Task requirements = Pick out and copy every line below that has the word "friend".

Records supplied =
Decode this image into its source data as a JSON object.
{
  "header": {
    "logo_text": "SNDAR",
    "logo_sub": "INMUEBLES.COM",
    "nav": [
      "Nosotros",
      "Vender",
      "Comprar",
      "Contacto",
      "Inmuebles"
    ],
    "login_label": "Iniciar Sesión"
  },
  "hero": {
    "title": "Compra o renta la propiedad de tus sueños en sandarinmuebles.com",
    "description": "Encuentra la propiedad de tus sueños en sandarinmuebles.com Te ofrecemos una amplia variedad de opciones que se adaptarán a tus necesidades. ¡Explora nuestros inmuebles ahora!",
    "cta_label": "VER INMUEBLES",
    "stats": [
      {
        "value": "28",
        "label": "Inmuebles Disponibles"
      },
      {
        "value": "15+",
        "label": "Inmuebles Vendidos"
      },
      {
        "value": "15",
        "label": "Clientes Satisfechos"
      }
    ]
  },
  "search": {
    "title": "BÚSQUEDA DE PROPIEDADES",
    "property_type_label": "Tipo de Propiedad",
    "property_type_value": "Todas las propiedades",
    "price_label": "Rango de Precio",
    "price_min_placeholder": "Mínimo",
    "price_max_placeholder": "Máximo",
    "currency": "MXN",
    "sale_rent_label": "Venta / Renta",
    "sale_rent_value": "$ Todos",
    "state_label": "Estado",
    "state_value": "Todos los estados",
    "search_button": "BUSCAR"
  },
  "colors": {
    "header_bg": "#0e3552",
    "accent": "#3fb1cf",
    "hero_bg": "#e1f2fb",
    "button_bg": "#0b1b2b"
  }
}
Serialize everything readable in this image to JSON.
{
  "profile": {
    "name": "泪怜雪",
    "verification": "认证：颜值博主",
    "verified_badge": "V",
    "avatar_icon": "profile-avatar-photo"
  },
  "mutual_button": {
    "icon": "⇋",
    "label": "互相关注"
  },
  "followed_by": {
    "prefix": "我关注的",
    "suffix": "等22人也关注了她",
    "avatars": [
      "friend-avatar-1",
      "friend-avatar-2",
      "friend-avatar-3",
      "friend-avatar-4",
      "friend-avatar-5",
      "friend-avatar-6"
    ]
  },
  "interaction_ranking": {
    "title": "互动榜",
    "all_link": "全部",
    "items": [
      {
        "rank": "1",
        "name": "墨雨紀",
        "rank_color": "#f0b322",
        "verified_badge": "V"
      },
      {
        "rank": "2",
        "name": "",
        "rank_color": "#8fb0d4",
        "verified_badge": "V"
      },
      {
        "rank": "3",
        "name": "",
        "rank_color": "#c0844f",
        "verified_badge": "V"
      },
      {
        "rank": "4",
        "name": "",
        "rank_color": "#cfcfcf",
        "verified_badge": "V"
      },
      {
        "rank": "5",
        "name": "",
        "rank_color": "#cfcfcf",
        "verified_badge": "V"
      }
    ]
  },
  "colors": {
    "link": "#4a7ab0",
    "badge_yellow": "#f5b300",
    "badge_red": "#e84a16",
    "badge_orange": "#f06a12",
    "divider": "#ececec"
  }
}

Response to the task =
      "friend-avatar-1",
      "friend-avatar-2",
      "friend-avatar-3",
      "friend-avatar-4",
      "friend-avatar-5",
      "friend-avatar-6"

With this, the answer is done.